* **Description of the task**
Print every line of the items below with no changes.

* **Materials provided**
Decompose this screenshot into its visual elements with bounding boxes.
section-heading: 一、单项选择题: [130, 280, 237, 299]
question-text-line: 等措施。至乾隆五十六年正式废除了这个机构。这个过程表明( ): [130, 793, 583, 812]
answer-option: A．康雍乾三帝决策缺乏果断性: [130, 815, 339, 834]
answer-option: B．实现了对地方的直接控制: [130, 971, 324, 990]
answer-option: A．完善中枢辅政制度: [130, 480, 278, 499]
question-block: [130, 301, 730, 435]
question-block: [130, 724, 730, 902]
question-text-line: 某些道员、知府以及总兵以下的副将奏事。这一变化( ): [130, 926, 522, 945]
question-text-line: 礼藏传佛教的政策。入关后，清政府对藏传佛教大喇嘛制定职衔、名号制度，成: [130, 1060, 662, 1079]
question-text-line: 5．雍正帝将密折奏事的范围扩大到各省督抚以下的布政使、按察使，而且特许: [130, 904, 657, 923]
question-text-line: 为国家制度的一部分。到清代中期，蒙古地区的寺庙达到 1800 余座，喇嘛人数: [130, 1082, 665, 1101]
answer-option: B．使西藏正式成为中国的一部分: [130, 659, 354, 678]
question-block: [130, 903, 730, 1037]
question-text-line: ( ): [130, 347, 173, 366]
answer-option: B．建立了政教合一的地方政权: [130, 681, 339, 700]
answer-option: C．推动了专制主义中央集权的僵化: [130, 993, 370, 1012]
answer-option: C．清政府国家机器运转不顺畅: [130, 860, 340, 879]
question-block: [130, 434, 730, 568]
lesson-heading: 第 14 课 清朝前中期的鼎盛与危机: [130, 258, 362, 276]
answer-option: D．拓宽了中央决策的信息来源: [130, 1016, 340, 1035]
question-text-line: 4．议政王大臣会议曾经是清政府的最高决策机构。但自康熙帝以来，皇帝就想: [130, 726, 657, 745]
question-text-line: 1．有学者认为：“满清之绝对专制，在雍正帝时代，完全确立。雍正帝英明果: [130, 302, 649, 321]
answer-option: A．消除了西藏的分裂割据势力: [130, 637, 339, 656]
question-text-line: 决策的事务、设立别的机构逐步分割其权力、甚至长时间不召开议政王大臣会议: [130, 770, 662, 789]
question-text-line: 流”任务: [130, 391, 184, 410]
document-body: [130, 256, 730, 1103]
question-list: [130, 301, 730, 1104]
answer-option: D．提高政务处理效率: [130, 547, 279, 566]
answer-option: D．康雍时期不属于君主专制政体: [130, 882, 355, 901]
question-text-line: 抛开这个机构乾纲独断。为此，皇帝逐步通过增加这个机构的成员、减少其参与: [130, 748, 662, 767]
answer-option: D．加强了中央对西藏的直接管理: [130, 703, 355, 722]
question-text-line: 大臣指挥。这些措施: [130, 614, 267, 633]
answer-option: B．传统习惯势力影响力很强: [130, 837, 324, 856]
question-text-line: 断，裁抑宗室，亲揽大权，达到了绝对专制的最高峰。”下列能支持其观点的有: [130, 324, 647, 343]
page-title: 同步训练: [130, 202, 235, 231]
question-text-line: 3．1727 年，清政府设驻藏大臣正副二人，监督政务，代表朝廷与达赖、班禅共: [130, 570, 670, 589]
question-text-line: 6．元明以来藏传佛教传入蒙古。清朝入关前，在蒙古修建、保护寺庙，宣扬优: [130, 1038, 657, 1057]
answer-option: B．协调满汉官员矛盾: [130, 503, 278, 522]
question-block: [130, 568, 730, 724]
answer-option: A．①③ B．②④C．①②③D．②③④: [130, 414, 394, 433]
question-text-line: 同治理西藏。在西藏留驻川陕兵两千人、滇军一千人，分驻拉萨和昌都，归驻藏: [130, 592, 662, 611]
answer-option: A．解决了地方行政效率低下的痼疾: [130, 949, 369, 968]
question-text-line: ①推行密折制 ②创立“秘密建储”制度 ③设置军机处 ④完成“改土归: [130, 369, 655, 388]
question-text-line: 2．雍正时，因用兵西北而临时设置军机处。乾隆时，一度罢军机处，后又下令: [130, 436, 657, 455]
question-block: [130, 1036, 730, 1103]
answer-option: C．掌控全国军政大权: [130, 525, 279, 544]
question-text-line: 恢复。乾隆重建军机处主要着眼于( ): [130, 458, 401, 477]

* **Answer to the problem**
Decompose this screenshot into its visual elements with bounding boxes.
section-heading: 一、单项选择题: [130, 280, 237, 299]
question-text-line: 等措施。至乾隆五十六年正式废除了这个机构。这个过程表明( ): [130, 793, 583, 812]
answer-option: A．康雍乾三帝决策缺乏果断性: [130, 815, 339, 834]
answer-option: B．实现了对地方的直接控制: [130, 971, 324, 990]
answer-option: A．完善中枢辅政制度: [130, 480, 278, 499]
question-block: [130, 301, 730, 435]
question-block: [130, 724, 730, 902]
question-text-line: 某些道员、知府以及总兵以下的副将奏事。这一变化( ): [130, 926, 522, 945]
question-text-line: 礼藏传佛教的政策。入关后，清政府对藏传佛教大喇嘛制定职衔、名号制度，成: [130, 1060, 662, 1079]
question-text-line: 5．雍正帝将密折奏事的范围扩大到各省督抚以下的布政使、按察使，而且特许: [130, 904, 657, 923]
question-text-line: 为国家制度的一部分。到清代中期，蒙古地区的寺庙达到 1800 余座，喇嘛人数: [130, 1082, 665, 1101]
answer-option: B．使西藏正式成为中国的一部分: [130, 659, 354, 678]
question-block: [130, 903, 730, 1037]
question-text-line: ( ): [130, 347, 173, 366]
answer-option: B．建立了政教合一的地方政权: [130, 681, 339, 700]
answer-option: C．推动了专制主义中央集权的僵化: [130, 993, 370, 1012]
answer-option: C．清政府国家机器运转不顺畅: [130, 860, 340, 879]
question-block: [130, 434, 730, 568]
lesson-heading: 第 14 课 清朝前中期的鼎盛与危机: [130, 258, 362, 276]
answer-option: D．拓宽了中央决策的信息来源: [130, 1016, 340, 1035]
question-text-line: 4．议政王大臣会议曾经是清政府的最高决策机构。但自康熙帝以来，皇帝就想: [130, 726, 657, 745]
question-text-line: 1．有学者认为：“满清之绝对专制，在雍正帝时代，完全确立。雍正帝英明果: [130, 302, 649, 321]
answer-option: A．消除了西藏的分裂割据势力: [130, 637, 339, 656]
question-text-line: 决策的事务、设立别的机构逐步分割其权力、甚至长时间不召开议政王大臣会议: [130, 770, 662, 789]
question-text-line: 流”任务: [130, 391, 184, 410]
document-body: [130, 256, 730, 1103]
question-list: [130, 301, 730, 1104]
answer-option: D．提高政务处理效率: [130, 547, 279, 566]
answer-option: D．康雍时期不属于君主专制政体: [130, 882, 355, 901]
question-text-line: 抛开这个机构乾纲独断。为此，皇帝逐步通过增加这个机构的成员、减少其参与: [130, 748, 662, 767]
answer-option: D．加强了中央对西藏的直接管理: [130, 703, 355, 722]
question-text-line: 大臣指挥。这些措施: [130, 614, 267, 633]
answer-option: B．传统习惯势力影响力很强: [130, 837, 324, 856]
question-text-line: 断，裁抑宗室，亲揽大权，达到了绝对专制的最高峰。”下列能支持其观点的有: [130, 324, 647, 343]
page-title: 同步训练: [130, 202, 235, 231]
question-text-line: 3．1727 年，清政府设驻藏大臣正副二人，监督政务，代表朝廷与达赖、班禅共: [130, 570, 670, 589]
question-text-line: 6．元明以来藏传佛教传入蒙古。清朝入关前，在蒙古修建、保护寺庙，宣扬优: [130, 1038, 657, 1057]
answer-option: B．协调满汉官员矛盾: [130, 503, 278, 522]
question-block: [130, 568, 730, 724]
answer-option: A．①③ B．②④C．①②③D．②③④: [130, 414, 394, 433]
question-text-line: 同治理西藏。在西藏留驻川陕兵两千人、滇军一千人，分驻拉萨和昌都，归驻藏: [130, 592, 662, 611]
answer-option: A．解决了地方行政效率低下的痼疾: [130, 949, 369, 968]
question-text-line: ①推行密折制 ②创立“秘密建储”制度 ③设置军机处 ④完成“改土归: [130, 369, 655, 388]
question-text-line: 2．雍正时，因用兵西北而临时设置军机处。乾隆时，一度罢军机处，后又下令: [130, 436, 657, 455]
question-block: [130, 1036, 730, 1103]
answer-option: C．掌控全国军政大权: [130, 525, 279, 544]
question-text-line: 恢复。乾隆重建军机处主要着眼于( ): [130, 458, 401, 477]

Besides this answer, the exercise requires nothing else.